Items from a data source:
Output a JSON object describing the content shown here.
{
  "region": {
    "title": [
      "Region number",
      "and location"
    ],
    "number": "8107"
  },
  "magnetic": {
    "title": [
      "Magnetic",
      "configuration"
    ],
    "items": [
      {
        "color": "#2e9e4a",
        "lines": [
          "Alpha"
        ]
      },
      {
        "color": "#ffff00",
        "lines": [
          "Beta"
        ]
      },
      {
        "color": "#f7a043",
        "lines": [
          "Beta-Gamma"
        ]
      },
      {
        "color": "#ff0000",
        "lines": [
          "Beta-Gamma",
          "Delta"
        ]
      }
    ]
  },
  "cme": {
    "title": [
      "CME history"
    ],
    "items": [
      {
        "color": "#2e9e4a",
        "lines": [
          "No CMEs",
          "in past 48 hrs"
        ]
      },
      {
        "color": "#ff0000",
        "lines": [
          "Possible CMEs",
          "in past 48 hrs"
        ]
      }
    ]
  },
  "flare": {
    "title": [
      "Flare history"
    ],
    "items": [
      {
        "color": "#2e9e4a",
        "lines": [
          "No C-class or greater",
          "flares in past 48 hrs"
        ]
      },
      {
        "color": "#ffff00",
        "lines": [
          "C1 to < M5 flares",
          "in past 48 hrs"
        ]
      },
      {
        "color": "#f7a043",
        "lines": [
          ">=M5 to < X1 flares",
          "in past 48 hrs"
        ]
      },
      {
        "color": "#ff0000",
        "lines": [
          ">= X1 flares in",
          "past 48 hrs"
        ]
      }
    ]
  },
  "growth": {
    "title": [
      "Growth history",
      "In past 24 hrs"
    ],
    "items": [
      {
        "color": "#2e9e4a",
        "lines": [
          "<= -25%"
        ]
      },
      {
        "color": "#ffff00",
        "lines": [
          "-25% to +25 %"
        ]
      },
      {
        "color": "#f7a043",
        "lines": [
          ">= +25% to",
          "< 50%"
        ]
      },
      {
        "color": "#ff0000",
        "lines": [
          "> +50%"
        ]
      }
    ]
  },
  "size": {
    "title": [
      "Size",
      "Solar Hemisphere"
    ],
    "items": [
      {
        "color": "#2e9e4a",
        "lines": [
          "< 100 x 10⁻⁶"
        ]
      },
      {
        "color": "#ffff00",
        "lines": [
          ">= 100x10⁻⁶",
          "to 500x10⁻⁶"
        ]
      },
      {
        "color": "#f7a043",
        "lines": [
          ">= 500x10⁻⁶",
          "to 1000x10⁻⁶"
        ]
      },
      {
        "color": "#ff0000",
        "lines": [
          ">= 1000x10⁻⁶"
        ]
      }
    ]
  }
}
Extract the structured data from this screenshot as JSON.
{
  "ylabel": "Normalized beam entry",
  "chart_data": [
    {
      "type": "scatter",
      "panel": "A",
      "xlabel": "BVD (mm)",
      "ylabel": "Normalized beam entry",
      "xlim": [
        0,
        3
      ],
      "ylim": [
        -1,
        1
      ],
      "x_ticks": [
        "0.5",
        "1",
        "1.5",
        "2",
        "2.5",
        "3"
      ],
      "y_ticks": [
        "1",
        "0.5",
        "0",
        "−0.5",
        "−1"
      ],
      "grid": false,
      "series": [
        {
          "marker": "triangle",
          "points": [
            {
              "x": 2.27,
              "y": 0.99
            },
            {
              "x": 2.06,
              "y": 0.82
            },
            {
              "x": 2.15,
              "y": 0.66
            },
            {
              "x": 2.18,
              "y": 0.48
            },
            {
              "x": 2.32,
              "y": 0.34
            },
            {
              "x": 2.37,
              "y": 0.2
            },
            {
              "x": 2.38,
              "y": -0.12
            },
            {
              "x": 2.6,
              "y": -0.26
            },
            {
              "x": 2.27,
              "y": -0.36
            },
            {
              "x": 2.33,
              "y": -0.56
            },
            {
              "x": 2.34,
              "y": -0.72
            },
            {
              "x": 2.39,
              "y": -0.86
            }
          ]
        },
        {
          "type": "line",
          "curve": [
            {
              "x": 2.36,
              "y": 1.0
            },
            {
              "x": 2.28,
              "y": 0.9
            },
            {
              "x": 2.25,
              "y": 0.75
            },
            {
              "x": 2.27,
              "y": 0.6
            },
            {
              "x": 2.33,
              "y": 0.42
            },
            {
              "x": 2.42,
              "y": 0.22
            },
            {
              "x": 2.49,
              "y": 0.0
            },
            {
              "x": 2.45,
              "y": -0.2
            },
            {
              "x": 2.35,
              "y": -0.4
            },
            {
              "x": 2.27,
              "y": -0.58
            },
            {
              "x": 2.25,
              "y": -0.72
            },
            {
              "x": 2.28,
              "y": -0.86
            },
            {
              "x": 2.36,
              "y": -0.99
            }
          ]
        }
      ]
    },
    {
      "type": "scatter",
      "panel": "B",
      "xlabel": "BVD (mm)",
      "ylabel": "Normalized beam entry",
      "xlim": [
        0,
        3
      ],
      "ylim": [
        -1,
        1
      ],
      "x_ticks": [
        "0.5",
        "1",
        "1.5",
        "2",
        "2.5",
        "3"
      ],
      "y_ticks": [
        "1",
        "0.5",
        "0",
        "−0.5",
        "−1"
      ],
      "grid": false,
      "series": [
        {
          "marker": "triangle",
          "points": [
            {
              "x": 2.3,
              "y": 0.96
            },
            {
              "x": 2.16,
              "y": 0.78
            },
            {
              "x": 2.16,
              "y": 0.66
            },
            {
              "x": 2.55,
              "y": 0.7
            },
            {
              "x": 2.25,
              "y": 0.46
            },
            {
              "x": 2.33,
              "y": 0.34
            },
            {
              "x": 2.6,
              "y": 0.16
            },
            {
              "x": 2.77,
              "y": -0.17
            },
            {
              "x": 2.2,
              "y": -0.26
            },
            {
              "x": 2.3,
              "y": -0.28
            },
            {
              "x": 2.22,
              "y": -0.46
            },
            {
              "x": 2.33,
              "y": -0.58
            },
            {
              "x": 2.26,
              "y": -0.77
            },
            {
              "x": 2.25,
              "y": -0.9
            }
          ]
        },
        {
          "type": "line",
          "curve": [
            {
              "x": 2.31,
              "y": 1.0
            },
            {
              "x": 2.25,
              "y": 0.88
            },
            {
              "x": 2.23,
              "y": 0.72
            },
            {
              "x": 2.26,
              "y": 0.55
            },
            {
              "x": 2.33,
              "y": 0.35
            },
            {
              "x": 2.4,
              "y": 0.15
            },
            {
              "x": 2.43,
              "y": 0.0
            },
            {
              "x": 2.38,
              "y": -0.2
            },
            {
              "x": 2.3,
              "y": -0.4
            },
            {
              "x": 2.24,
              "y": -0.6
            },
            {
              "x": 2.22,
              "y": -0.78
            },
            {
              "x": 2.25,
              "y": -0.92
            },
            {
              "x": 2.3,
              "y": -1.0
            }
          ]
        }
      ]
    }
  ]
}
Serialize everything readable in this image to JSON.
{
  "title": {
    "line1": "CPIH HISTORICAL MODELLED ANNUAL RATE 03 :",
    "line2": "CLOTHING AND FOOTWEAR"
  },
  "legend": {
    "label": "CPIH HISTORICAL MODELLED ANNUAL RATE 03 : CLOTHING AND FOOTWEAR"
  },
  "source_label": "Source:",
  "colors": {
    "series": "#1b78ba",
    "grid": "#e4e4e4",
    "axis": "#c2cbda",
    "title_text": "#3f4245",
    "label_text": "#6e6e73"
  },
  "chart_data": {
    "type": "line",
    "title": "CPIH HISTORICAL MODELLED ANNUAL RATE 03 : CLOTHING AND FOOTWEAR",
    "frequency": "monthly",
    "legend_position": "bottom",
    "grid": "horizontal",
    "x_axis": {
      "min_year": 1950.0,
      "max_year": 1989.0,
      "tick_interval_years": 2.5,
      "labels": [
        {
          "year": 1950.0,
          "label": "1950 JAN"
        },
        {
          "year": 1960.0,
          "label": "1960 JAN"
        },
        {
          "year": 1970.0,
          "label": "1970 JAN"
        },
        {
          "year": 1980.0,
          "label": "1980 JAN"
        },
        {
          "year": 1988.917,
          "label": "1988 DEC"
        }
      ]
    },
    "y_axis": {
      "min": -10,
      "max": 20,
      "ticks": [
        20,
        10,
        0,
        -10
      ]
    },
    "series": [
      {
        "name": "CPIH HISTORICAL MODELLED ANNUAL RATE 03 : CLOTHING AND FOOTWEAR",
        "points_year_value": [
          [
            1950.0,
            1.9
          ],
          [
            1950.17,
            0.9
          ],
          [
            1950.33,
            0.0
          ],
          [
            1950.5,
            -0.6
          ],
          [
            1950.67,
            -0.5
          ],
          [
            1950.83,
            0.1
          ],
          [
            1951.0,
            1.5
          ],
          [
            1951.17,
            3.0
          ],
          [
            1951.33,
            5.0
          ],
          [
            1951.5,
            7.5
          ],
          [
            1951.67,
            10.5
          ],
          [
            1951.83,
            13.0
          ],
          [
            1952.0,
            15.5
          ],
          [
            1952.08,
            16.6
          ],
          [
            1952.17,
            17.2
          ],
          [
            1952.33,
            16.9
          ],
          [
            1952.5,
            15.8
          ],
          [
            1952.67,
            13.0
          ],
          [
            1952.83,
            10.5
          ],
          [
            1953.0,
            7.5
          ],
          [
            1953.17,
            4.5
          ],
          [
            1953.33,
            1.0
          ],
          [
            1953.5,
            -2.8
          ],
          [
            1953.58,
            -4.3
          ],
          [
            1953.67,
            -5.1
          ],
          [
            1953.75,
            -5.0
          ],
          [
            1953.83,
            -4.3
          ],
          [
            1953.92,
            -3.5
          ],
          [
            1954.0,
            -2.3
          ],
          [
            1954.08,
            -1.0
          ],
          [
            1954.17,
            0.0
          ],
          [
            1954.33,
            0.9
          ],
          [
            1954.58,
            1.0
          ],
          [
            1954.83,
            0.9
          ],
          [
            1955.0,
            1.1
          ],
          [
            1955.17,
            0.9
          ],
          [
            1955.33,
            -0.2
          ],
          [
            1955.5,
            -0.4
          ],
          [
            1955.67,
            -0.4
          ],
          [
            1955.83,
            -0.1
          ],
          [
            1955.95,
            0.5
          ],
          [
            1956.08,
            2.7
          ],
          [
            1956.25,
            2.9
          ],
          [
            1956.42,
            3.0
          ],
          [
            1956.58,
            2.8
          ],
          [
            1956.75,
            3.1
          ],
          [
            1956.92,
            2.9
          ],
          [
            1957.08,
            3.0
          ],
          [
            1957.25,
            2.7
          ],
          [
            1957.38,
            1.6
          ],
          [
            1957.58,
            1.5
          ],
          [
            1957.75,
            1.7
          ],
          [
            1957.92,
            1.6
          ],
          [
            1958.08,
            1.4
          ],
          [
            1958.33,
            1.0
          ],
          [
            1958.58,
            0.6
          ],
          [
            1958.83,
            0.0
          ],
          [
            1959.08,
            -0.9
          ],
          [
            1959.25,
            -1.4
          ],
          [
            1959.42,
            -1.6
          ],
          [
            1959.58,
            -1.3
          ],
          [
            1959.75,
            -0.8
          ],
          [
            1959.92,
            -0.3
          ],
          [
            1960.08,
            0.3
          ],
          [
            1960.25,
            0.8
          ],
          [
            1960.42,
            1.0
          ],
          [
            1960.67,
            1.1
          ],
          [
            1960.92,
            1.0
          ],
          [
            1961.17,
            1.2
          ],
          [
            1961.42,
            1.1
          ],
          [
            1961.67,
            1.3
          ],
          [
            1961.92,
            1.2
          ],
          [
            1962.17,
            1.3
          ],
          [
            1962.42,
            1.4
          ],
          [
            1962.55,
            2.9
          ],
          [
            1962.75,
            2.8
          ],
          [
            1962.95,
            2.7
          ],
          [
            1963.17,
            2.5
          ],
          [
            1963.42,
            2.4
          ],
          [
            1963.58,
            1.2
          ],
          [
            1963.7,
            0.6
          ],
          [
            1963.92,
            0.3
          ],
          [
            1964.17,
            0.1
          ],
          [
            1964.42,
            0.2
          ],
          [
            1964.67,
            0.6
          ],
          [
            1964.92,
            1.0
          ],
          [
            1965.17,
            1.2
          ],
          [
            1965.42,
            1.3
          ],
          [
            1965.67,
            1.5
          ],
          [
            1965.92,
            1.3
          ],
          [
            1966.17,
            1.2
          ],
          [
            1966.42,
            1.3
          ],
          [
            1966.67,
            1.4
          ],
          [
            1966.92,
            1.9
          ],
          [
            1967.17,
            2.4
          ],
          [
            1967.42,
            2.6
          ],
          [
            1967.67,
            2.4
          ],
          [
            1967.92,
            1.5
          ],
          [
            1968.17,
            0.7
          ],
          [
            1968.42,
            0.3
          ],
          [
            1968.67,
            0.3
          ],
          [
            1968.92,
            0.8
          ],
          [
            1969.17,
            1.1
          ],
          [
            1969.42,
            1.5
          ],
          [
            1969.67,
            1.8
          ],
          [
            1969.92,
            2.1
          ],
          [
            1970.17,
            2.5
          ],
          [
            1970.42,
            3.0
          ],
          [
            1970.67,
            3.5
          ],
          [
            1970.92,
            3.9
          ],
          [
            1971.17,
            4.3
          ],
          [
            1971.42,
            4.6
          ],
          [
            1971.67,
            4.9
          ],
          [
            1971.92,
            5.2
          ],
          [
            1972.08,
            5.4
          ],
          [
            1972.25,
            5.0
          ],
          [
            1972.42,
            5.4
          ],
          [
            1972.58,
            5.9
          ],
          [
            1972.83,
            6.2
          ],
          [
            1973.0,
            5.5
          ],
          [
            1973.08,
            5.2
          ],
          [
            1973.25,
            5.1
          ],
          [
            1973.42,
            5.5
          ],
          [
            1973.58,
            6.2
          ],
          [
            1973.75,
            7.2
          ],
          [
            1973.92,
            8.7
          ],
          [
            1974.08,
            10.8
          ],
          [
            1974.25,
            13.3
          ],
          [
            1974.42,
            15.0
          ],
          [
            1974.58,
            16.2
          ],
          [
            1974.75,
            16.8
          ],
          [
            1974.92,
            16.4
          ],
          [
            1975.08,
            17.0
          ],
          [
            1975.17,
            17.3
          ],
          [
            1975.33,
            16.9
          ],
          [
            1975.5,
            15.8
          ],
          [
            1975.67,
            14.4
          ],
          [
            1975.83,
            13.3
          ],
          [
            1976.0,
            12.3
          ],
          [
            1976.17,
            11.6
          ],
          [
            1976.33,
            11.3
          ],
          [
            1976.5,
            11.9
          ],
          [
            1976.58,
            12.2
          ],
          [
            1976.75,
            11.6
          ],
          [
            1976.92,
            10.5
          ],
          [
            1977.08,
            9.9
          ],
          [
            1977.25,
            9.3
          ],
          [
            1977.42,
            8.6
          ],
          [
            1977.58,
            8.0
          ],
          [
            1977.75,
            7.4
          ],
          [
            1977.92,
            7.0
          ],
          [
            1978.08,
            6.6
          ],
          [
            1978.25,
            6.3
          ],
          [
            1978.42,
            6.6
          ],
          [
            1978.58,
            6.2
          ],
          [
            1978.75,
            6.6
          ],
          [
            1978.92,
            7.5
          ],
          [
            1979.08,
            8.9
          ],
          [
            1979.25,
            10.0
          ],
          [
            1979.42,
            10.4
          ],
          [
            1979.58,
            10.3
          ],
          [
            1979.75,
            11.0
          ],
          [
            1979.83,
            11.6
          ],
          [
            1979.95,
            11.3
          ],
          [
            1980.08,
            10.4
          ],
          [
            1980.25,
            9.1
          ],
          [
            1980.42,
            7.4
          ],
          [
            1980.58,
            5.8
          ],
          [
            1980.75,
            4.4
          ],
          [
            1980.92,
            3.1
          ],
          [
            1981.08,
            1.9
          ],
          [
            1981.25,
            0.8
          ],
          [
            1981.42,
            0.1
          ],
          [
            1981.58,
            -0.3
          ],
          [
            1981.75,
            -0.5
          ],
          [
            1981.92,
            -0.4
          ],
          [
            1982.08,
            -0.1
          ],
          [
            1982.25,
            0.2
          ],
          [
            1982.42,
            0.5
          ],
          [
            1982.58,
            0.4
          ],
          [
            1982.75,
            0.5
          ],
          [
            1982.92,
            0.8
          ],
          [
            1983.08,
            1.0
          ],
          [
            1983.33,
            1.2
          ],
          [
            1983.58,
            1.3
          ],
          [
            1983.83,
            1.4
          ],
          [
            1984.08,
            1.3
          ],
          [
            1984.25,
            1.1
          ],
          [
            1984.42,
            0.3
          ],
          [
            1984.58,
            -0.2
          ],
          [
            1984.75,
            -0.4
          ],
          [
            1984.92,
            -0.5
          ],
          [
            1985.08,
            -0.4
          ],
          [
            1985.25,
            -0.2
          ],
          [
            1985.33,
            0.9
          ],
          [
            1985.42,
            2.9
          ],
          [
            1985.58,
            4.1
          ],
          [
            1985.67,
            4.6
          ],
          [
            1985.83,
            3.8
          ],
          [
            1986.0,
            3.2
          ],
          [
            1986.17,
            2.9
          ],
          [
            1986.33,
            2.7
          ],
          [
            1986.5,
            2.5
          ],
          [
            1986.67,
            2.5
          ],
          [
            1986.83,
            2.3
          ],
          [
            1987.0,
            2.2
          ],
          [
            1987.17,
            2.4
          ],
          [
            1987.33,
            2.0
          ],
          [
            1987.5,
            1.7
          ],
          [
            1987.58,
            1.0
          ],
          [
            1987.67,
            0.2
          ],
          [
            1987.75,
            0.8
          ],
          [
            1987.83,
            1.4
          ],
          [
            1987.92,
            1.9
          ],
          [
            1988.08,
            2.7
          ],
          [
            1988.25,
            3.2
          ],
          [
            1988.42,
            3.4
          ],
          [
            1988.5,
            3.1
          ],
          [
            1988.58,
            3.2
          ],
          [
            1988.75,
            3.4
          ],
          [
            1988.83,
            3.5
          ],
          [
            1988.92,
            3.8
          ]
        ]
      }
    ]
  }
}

→ EXERCISE AIM
Find the string "flares" in the entries above and return each line that holds it.

→ TASK OUTPUT
          "flares in past 48 hrs"
          "C1 to < M5 flares",
          ">=M5 to < X1 flares",
          ">= X1 flares in",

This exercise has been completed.